The Stream Option in Data Flow is for a Kinesis Connection Point. The Pipeline service can go to PostgreSQL AWS or Aurora, with plans to go to MS SQL in the future.
We have a DataPond service that uses the retreive from Data Lake Data Flow function to grab data from DataLake and then ingest them to an MS SQL database. This requires Windows OS as well. Reach out to me if you want to hear more.
I imagine he uses the Retrieve method in a Data Lake Data Flow. I would caution about using sFTP, direct from Cloud, when you have a lot of objects. I have recently found issues with sFTP and a lot of objects being sent. We had to abandon this because it kept getting too far behind and the Pending objects kept going up, instead of down. I have seen zero issues when using any of the file connectors, including sftp, through the Enterprise Connector.
Brandon, thank you. We are trying to find a solution to basically create an ODS that the business can connect to and do deep dive mining of the data to find issues or potential cost saving decisions.
In our environment we are using a custom built Azure function which exposes an endpoint to which ION can send the messages via a data flow.
So, the data flow sends the json files which are produced at the source, directly to the destination (API Endpoint) without the need of Infor Data lake.
The json files are stored in azure blob storage and then consumed into snowflake.
@suneet-sahadevan Coming back to an older thread, but in this model, how/where do you identify the most recent version (or record of truth). We are doing something very similar, but the management and processing times are getting to be problematic in Azure.
We have created a tool that automatically imports the data lake data into an SQL server database. The data is delivered to a location by a Data Lake flow in ION via the enterprise connector, after which the tool imports it. The tables linked in the data lake flow are also automatically created with the correct data types.

-- PROVIDED RECORDS --
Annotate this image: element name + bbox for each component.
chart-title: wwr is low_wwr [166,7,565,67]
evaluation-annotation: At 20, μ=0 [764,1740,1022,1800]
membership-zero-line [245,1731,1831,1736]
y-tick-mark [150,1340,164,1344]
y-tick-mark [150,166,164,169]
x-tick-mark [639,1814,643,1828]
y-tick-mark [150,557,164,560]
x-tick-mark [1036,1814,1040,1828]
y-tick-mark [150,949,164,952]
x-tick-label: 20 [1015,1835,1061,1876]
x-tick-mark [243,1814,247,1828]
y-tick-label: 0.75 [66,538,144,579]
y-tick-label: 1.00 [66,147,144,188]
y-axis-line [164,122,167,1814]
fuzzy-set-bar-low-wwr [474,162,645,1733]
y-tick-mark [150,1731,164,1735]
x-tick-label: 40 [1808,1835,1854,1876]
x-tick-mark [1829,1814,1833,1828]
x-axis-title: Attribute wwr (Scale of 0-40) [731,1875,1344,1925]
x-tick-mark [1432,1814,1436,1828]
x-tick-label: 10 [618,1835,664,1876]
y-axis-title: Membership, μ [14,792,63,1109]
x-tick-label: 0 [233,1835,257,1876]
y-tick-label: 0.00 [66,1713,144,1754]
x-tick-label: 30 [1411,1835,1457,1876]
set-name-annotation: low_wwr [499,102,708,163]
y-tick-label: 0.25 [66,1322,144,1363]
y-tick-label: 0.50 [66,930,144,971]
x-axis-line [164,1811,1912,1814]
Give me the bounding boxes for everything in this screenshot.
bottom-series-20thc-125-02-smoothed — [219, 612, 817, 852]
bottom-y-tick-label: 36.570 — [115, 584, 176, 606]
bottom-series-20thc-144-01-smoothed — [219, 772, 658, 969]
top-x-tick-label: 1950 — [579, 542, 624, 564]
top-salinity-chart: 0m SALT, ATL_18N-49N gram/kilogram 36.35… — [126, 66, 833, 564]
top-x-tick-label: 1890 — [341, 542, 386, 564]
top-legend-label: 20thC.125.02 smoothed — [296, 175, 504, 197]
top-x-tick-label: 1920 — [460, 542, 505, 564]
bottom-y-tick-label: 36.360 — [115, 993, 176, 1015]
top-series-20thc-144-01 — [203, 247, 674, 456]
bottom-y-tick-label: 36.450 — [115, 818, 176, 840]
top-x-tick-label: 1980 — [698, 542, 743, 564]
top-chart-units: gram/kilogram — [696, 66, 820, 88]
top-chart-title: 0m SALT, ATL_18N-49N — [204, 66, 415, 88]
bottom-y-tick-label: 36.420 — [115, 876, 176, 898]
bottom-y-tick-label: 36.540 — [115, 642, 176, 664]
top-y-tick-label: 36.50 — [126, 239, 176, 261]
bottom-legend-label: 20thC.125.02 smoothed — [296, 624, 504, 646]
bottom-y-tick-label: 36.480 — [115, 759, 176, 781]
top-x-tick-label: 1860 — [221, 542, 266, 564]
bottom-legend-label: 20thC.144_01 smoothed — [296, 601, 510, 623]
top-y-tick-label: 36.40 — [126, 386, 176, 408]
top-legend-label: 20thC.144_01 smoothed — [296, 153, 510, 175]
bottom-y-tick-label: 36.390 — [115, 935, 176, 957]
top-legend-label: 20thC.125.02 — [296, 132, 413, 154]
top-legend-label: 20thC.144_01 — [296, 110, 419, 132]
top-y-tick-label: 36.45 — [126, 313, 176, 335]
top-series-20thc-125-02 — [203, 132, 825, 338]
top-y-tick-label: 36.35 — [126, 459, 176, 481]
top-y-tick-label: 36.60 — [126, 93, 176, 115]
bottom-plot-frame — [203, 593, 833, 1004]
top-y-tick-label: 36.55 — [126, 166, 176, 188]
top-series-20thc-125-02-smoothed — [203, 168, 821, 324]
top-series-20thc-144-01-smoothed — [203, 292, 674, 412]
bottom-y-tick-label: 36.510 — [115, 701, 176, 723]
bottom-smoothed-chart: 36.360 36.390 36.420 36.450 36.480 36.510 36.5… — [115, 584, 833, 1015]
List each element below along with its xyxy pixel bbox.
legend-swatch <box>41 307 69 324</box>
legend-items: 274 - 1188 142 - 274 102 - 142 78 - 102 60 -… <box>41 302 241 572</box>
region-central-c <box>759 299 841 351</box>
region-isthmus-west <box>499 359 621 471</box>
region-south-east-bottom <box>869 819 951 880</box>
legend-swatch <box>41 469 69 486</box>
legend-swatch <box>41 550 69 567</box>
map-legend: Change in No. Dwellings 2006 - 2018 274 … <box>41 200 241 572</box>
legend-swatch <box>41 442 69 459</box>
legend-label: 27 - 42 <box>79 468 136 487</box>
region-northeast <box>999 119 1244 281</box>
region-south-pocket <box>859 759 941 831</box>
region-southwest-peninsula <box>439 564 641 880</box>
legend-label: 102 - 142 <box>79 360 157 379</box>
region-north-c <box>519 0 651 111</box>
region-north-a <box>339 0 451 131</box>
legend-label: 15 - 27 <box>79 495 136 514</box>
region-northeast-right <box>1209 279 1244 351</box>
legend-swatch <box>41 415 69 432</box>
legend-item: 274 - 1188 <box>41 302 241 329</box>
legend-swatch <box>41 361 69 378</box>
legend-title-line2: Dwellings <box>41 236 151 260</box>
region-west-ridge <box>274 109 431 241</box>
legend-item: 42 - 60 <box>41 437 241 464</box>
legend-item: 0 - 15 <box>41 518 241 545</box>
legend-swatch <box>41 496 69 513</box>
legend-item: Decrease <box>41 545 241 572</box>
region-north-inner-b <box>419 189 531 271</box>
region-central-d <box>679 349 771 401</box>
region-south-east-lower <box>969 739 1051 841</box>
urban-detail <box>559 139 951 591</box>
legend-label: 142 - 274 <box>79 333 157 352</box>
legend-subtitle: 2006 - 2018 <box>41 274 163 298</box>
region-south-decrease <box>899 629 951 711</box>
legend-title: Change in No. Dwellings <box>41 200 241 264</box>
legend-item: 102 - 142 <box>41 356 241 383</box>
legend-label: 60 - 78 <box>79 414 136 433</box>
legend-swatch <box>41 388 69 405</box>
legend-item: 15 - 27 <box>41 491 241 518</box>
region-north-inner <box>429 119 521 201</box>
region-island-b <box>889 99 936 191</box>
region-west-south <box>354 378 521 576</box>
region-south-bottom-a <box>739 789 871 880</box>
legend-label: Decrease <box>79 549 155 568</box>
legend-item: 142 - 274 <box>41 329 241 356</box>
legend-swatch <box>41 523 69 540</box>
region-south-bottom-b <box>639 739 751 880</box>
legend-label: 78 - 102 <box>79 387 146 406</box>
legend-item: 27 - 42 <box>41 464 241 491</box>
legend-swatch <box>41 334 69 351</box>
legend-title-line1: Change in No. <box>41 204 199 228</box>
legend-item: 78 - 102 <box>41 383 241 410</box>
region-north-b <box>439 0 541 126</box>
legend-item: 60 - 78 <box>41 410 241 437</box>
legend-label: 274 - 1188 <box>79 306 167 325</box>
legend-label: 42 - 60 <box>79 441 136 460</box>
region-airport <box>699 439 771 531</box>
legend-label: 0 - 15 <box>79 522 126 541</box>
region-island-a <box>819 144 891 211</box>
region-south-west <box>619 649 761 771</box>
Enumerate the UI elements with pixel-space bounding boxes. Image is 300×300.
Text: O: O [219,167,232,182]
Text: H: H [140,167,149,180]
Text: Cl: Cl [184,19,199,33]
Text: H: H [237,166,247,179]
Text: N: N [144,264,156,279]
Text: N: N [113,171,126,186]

-- CHALLENGES --
1. Please write out the part of the Data Lake thread that opens with the words "We have a DataPond" and closes with "to hear more.".
2. Rewrite the records from their first line through the line containing "y-tick-mark [150,557,164,560]", replacing "membership-zero-line" with "membership-baseline" and leaving everything else unchanged. Return only those lines.

-- LIST OF SOLUTIONS --
1.
We have a DataPond service that uses the retreive from Data Lake Data Flow function to grab data from DataLake and then ingest them to an MS SQL database. This requires Windows OS as well. Reach out to me if you want to hear more.

2.
Annotate this image: element name + bbox for each component.
chart-title: wwr is low_wwr [166,7,565,67]
evaluation-annotation: At 20, μ=0 [764,1740,1022,1800]
membership-baseline [245,1731,1831,1736]
y-tick-mark [150,1340,164,1344]
y-tick-mark [150,166,164,169]
x-tick-mark [639,1814,643,1828]
y-tick-mark [150,557,164,560]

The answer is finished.